WHAT YOU SHOULD DO:
Output every entry exactly, from the first line to the last.

MATERIAL SHOWN:
[START]

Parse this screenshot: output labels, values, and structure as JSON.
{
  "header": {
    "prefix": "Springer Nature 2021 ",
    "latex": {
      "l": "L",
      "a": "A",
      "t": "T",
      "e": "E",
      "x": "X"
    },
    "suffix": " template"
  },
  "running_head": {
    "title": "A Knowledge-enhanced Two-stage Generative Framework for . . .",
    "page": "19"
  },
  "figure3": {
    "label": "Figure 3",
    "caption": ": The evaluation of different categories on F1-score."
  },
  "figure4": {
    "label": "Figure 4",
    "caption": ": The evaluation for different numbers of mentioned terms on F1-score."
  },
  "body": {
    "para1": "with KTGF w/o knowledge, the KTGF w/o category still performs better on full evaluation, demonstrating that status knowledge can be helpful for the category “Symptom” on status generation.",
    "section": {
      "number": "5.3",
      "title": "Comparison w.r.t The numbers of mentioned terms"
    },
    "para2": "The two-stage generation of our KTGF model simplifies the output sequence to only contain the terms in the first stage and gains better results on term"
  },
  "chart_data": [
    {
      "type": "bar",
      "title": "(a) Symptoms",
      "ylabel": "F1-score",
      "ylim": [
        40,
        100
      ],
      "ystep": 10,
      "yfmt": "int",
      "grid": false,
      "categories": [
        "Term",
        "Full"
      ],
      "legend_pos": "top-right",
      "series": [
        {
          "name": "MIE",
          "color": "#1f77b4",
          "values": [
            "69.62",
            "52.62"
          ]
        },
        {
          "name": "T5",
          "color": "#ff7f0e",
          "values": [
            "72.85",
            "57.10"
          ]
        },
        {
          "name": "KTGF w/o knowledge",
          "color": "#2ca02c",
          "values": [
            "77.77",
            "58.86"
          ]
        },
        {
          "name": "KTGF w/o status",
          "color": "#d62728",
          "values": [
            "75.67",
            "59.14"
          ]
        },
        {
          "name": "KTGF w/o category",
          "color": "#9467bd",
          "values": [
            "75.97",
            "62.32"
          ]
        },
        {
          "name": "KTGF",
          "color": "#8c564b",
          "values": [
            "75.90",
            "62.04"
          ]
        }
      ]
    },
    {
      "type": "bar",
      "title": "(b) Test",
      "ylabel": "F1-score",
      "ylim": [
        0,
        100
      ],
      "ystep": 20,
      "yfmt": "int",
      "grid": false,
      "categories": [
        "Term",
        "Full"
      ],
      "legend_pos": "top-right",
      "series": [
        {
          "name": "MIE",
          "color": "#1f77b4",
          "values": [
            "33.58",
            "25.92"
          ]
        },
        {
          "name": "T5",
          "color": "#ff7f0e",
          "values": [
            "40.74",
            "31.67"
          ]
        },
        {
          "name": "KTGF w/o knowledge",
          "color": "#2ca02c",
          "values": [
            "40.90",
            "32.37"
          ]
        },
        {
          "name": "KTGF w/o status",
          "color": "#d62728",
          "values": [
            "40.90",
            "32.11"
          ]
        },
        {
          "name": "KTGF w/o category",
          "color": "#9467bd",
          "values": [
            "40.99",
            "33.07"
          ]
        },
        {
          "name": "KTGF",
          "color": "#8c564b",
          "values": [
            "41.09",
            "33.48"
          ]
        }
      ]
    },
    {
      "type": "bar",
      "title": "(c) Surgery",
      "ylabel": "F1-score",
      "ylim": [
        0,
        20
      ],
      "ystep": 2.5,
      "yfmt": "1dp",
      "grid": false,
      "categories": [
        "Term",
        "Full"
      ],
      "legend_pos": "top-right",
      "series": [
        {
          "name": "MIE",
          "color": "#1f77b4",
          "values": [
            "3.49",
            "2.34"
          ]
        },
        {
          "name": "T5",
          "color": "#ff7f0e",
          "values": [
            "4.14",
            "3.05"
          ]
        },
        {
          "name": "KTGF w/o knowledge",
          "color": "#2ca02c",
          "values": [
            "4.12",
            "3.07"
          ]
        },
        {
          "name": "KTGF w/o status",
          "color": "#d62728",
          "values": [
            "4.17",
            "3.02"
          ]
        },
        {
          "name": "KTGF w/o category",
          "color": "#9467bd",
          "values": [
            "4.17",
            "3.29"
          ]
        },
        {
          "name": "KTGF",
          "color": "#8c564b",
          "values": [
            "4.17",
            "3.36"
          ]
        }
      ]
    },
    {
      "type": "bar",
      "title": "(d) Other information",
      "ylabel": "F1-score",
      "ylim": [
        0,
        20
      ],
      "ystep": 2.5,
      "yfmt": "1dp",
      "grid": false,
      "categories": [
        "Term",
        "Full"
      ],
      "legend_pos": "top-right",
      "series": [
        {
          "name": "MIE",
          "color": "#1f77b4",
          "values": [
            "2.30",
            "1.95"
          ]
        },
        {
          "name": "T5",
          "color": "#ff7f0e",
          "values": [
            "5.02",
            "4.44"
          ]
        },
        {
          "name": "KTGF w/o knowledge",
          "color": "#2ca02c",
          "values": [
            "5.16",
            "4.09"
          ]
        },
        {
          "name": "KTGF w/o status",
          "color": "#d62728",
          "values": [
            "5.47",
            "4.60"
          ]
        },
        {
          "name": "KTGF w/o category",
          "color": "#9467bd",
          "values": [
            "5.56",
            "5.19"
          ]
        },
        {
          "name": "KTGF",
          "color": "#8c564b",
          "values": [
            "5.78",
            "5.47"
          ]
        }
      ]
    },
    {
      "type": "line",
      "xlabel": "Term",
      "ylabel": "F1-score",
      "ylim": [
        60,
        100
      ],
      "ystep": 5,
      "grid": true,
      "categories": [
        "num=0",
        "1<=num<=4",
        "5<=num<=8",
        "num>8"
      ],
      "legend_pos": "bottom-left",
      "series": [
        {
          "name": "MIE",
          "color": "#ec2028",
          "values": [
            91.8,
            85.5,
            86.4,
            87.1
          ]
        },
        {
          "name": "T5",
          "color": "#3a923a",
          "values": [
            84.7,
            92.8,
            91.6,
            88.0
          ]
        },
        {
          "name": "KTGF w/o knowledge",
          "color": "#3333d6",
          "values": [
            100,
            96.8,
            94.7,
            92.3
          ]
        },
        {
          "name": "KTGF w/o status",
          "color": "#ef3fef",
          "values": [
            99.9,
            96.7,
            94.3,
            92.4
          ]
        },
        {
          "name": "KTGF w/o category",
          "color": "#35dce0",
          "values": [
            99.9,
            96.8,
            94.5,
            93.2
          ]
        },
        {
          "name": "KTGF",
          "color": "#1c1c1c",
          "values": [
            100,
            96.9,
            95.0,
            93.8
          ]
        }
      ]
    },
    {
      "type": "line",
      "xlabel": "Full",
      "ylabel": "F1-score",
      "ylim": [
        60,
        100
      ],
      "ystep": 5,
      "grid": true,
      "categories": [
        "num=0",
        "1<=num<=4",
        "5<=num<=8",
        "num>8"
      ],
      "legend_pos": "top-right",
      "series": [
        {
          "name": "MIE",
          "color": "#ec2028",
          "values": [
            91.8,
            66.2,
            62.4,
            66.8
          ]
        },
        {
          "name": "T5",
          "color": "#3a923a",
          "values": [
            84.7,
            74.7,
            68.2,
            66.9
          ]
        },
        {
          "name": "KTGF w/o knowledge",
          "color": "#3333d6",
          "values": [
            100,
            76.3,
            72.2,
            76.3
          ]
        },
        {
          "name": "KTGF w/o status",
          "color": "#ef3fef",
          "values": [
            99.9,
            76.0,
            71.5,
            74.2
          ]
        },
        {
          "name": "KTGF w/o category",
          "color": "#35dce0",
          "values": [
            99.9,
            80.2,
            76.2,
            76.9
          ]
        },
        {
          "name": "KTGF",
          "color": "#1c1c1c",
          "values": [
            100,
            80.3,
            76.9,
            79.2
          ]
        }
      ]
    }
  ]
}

[END]

WRITTEN ANSWER:
Parse this screenshot: output labels, values, and structure as JSON.
{
  "header": {
    "prefix": "Springer Nature 2021 ",
    "latex": {
      "l": "L",
      "a": "A",
      "t": "T",
      "e": "E",
      "x": "X"
    },
    "suffix": " template"
  },
  "running_head": {
    "title": "A Knowledge-enhanced Two-stage Generative Framework for . . .",
    "page": "19"
  },
  "figure3": {
    "label": "Figure 3",
    "caption": ": The evaluation of different categories on F1-score."
  },
  "figure4": {
    "label": "Figure 4",
    "caption": ": The evaluation for different numbers of mentioned terms on F1-score."
  },
  "body": {
    "para1": "with KTGF w/o knowledge, the KTGF w/o category still performs better on full evaluation, demonstrating that status knowledge can be helpful for the category “Symptom” on status generation.",
    "section": {
      "number": "5.3",
      "title": "Comparison w.r.t The numbers of mentioned terms"
    },
    "para2": "The two-stage generation of our KTGF model simplifies the output sequence to only contain the terms in the first stage and gains better results on term"
  },
  "chart_data": [
    {
      "type": "bar",
      "title": "(a) Symptoms",
      "ylabel": "F1-score",
      "ylim": [
        40,
        100
      ],
      "ystep": 10,
      "yfmt": "int",
      "grid": false,
      "categories": [
        "Term",
        "Full"
      ],
      "legend_pos": "top-right",
      "series": [
        {
          "name": "MIE",
          "color": "#1f77b4",
          "values": [
            "69.62",
            "52.62"
          ]
        },
        {
          "name": "T5",
          "color": "#ff7f0e",
          "values": [
            "72.85",
            "57.10"
          ]
        },
        {
          "name": "KTGF w/o knowledge",
          "color": "#2ca02c",
          "values": [
            "77.77",
            "58.86"
          ]
        },
        {
          "name": "KTGF w/o status",
          "color": "#d62728",
          "values": [
            "75.67",
            "59.14"
          ]
        },
        {
          "name": "KTGF w/o category",
          "color": "#9467bd",
          "values": [
            "75.97",
            "62.32"
          ]
        },
        {
          "name": "KTGF",
          "color": "#8c564b",
          "values": [
            "75.90",
            "62.04"
          ]
        }
      ]
    },
    {
      "type": "bar",
      "title": "(b) Test",
      "ylabel": "F1-score",
      "ylim": [
        0,
        100
      ],
      "ystep": 20,
      "yfmt": "int",
      "grid": false,
      "categories": [
        "Term",
        "Full"
      ],
      "legend_pos": "top-right",
      "series": [
        {
          "name": "MIE",
          "color": "#1f77b4",
          "values": [
            "33.58",
            "25.92"
          ]
        },
        {
          "name": "T5",
          "color": "#ff7f0e",
          "values": [
            "40.74",
            "31.67"
          ]
        },
        {
          "name": "KTGF w/o knowledge",
          "color": "#2ca02c",
          "values": [
            "40.90",
            "32.37"
          ]
        },
        {
          "name": "KTGF w/o status",
          "color": "#d62728",
          "values": [
            "40.90",
            "32.11"
          ]
        },
        {
          "name": "KTGF w/o category",
          "color": "#9467bd",
          "values": [
            "40.99",
            "33.07"
          ]
        },
        {
          "name": "KTGF",
          "color": "#8c564b",
          "values": [
            "41.09",
            "33.48"
          ]
        }
      ]
    },
    {
      "type": "bar",
      "title": "(c) Surgery",
      "ylabel": "F1-score",
      "ylim": [
        0,
        20
      ],
      "ystep": 2.5,
      "yfmt": "1dp",
      "grid": false,
      "categories": [
        "Term",
        "Full"
      ],
      "legend_pos": "top-right",
      "series": [
        {
          "name": "MIE",
          "color": "#1f77b4",
          "values": [
            "3.49",
            "2.34"
          ]
        },
        {
          "name": "T5",
          "color": "#ff7f0e",
          "values": [
            "4.14",
            "3.05"
          ]
        },
        {
          "name": "KTGF w/o knowledge",
          "color": "#2ca02c",
          "values": [
            "4.12",
            "3.07"
          ]
        },
        {
          "name": "KTGF w/o status",
          "color": "#d62728",
          "values": [
            "4.17",
            "3.02"
          ]
        },
        {
          "name": "KTGF w/o category",
          "color": "#9467bd",
          "values": [
            "4.17",
            "3.29"
          ]
        },
        {
          "name": "KTGF",
          "color": "#8c564b",
          "values": [
            "4.17",
            "3.36"
          ]
        }
      ]
    },
    {
      "type": "bar",
      "title": "(d) Other information",
      "ylabel": "F1-score",
      "ylim": [
        0,
        20
      ],
      "ystep": 2.5,
      "yfmt": "1dp",
      "grid": false,
      "categories": [
        "Term",
        "Full"
      ],
      "legend_pos": "top-right",
      "series": [
        {
          "name": "MIE",
          "color": "#1f77b4",
          "values": [
            "2.30",
            "1.95"
          ]
        },
        {
          "name": "T5",
          "color": "#ff7f0e",
          "values": [
            "5.02",
            "4.44"
          ]
        },
        {
          "name": "KTGF w/o knowledge",
          "color": "#2ca02c",
          "values": [
            "5.16",
            "4.09"
          ]
        },
        {
          "name": "KTGF w/o status",
          "color": "#d62728",
          "values": [
            "5.47",
            "4.60"
          ]
        },
        {
          "name": "KTGF w/o category",
          "color": "#9467bd",
          "values": [
            "5.56",
            "5.19"
          ]
        },
        {
          "name": "KTGF",
          "color": "#8c564b",
          "values": [
            "5.78",
            "5.47"
          ]
        }
      ]
    },
    {
      "type": "line",
      "xlabel": "Term",
      "ylabel": "F1-score",
      "ylim": [
        60,
        100
      ],
      "ystep": 5,
      "grid": true,
      "categories": [
        "num=0",
        "1<=num<=4",
        "5<=num<=8",
        "num>8"
      ],
      "legend_pos": "bottom-left",
      "series": [
        {
          "name": "MIE",
          "color": "#ec2028",
          "values": [
            91.8,
            85.5,
            86.4,
            87.1
          ]
        },
        {
          "name": "T5",
          "color": "#3a923a",
          "values": [
            84.7,
            92.8,
            91.6,
            88.0
          ]
        },
        {
          "name": "KTGF w/o knowledge",
          "color": "#3333d6",
          "values": [
            100,
            96.8,
            94.7,
            92.3
          ]
        },
        {
          "name": "KTGF w/o status",
          "color": "#ef3fef",
          "values": [
            99.9,
            96.7,
            94.3,
            92.4
          ]
        },
        {
          "name": "KTGF w/o category",
          "color": "#35dce0",
          "values": [
            99.9,
            96.8,
            94.5,
            93.2
          ]
        },
        {
          "name": "KTGF",
          "color": "#1c1c1c",
          "values": [
            100,
            96.9,
            95.0,
            93.8
          ]
        }
      ]
    },
    {
      "type": "line",
      "xlabel": "Full",
      "ylabel": "F1-score",
      "ylim": [
        60,
        100
      ],
      "ystep": 5,
      "grid": true,
      "categories": [
        "num=0",
        "1<=num<=4",
        "5<=num<=8",
        "num>8"
      ],
      "legend_pos": "top-right",
      "series": [
        {
          "name": "MIE",
          "color": "#ec2028",
          "values": [
            91.8,
            66.2,
            62.4,
            66.8
          ]
        },
        {
          "name": "T5",
          "color": "#3a923a",
          "values": [
            84.7,
            74.7,
            68.2,
            66.9
          ]
        },
        {
          "name": "KTGF w/o knowledge",
          "color": "#3333d6",
          "values": [
            100,
            76.3,
            72.2,
            76.3
          ]
        },
        {
          "name": "KTGF w/o status",
          "color": "#ef3fef",
          "values": [
            99.9,
            76.0,
            71.5,
            74.2
          ]
        },
        {
          "name": "KTGF w/o category",
          "color": "#35dce0",
          "values": [
            99.9,
            80.2,
            76.2,
            76.9
          ]
        },
        {
          "name": "KTGF",
          "color": "#1c1c1c",
          "values": [
            100,
            80.3,
            76.9,
            79.2
          ]
        }
      ]
    }
  ]
}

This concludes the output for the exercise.